** start Excerpted records **

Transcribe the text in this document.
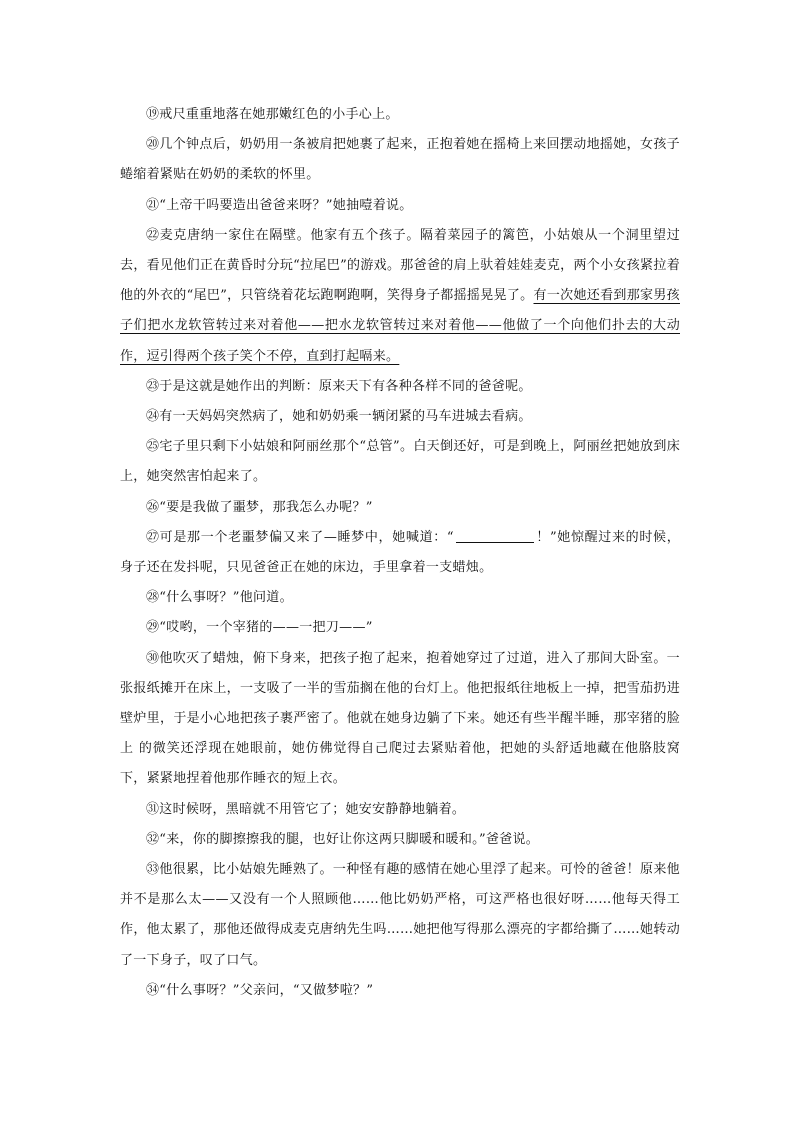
⑲戒尺重重地落在她那嫩红色的小手心上。

⑳几个钟点后，奶奶用一条被肩把她裹了起来，正抱着她在摇椅上来回摆动地摇她，女孩子蜷缩着紧贴在奶奶的柔软的怀里。

㉑“上帝干吗要造出爸爸来呀？”她抽噎着说。

㉒麦克唐纳一家住在隔壁。他家有五个孩子。隔着菜园子的篱笆，小姑娘从一个洞里望过去，看见他们正在黄昏时分玩“拉尾巴”的游戏。那爸爸的肩上驮着娃娃麦克，两个小女孩紧拉着他的外衣的“尾巴”，只管绕着花坛跑啊跑啊，笑得身子都摇摇晃晃了。有一次她还看到那家男孩子们把水龙软管转过来对着他——把水龙软管转过来对着他——他做了一个向他们扑去的大动作，逗引得两个孩子笑个不停，直到打起嗝来。

㉓于是这就是她作出的判断：原来天下有各种各样不同的爸爸呢。

㉔有一天妈妈突然病了，她和奶奶乘一辆闭紧的马车进城去看病。

㉕宅子里只剩下小姑娘和阿丽丝那个“总管”。白天倒还好，可是到晚上，阿丽丝把她放到床 上，她突然害怕起来了。

㉖“要是我做了噩梦，那我怎么办呢？”

㉗可是那一个老噩梦偏又来了—睡梦中，她喊道：“	！”她惊醒过来的时候，身子还在发抖呢，只见爸爸正在她的床边，手里拿着一支蜡烛。

㉘“什么事呀？”他问道。

㉙“哎哟，一个宰猪的——一把刀——”

㉚他吹灭了蜡烛，俯下身来，把孩子抱了起来，抱着她穿过了过道，进入了那间大卧室。一张报纸摊开在床上，一支吸了一半的雪茄搁在他的台灯上。他把报纸往地板上一掉，把雪茄扔进壁炉里，于是小心地把孩子裹严密了。他就在她身边躺了下来。她还有些半醒半睡，那宰猪的脸上 的微笑还浮现在她眼前，她仿佛觉得自己爬过去紧贴着他，把她的头舒适地藏在他胳肢窝下，紧紧地捏着他那作睡衣的短上衣。

㉛这时候呀，黑暗就不用管它了；她安安静静地躺着。

㉜“来，你的脚擦擦我的腿，也好让你这两只脚暖和暖和。”爸爸说。

㉝他很累，比小姑娘先睡熟了。一种怪有趣的感情在她心里浮了起来。可怜的爸爸！原来他并不是那么太——又没有一个人照顾他……他比奶奶严格，可这严格也很好呀……他每天得工作，他太累了，那他还做得成麦克唐纳先生吗……她把他写得那么漂亮的字都给撕了……她转动了一下身子，叹了口气。

㉞“什么事呀？”父亲问，“又做梦啦？”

** end Excerpted records **

▶ _To do_: Your copy should match the records word for word, with the pictures removed.

▶ _Exercise result_:
Transcribe the text in this document.
⑲戒尺重重地落在她那嫩红色的小手心上。

⑳几个钟点后，奶奶用一条被肩把她裹了起来，正抱着她在摇椅上来回摆动地摇她，女孩子蜷缩着紧贴在奶奶的柔软的怀里。

㉑“上帝干吗要造出爸爸来呀？”她抽噎着说。

㉒麦克唐纳一家住在隔壁。他家有五个孩子。隔着菜园子的篱笆，小姑娘从一个洞里望过去，看见他们正在黄昏时分玩“拉尾巴”的游戏。那爸爸的肩上驮着娃娃麦克，两个小女孩紧拉着他的外衣的“尾巴”，只管绕着花坛跑啊跑啊，笑得身子都摇摇晃晃了。有一次她还看到那家男孩子们把水龙软管转过来对着他——把水龙软管转过来对着他——他做了一个向他们扑去的大动作，逗引得两个孩子笑个不停，直到打起嗝来。

㉓于是这就是她作出的判断：原来天下有各种各样不同的爸爸呢。

㉔有一天妈妈突然病了，她和奶奶乘一辆闭紧的马车进城去看病。

㉕宅子里只剩下小姑娘和阿丽丝那个“总管”。白天倒还好，可是到晚上，阿丽丝把她放到床 上，她突然害怕起来了。

㉖“要是我做了噩梦，那我怎么办呢？”

㉗可是那一个老噩梦偏又来了—睡梦中，她喊道：“	！”她惊醒过来的时候，身子还在发抖呢，只见爸爸正在她的床边，手里拿着一支蜡烛。

㉘“什么事呀？”他问道。

㉙“哎哟，一个宰猪的——一把刀——”

㉚他吹灭了蜡烛，俯下身来，把孩子抱了起来，抱着她穿过了过道，进入了那间大卧室。一张报纸摊开在床上，一支吸了一半的雪茄搁在他的台灯上。他把报纸往地板上一掉，把雪茄扔进壁炉里，于是小心地把孩子裹严密了。他就在她身边躺了下来。她还有些半醒半睡，那宰猪的脸上 的微笑还浮现在她眼前，她仿佛觉得自己爬过去紧贴着他，把她的头舒适地藏在他胳肢窝下，紧紧地捏着他那作睡衣的短上衣。

㉛这时候呀，黑暗就不用管它了；她安安静静地躺着。

㉜“来，你的脚擦擦我的腿，也好让你这两只脚暖和暖和。”爸爸说。

㉝他很累，比小姑娘先睡熟了。一种怪有趣的感情在她心里浮了起来。可怜的爸爸！原来他并不是那么太——又没有一个人照顾他……他比奶奶严格，可这严格也很好呀……他每天得工作，他太累了，那他还做得成麦克唐纳先生吗……她把他写得那么漂亮的字都给撕了……她转动了一下身子，叹了口气。

㉞“什么事呀？”父亲问，“又做梦啦？”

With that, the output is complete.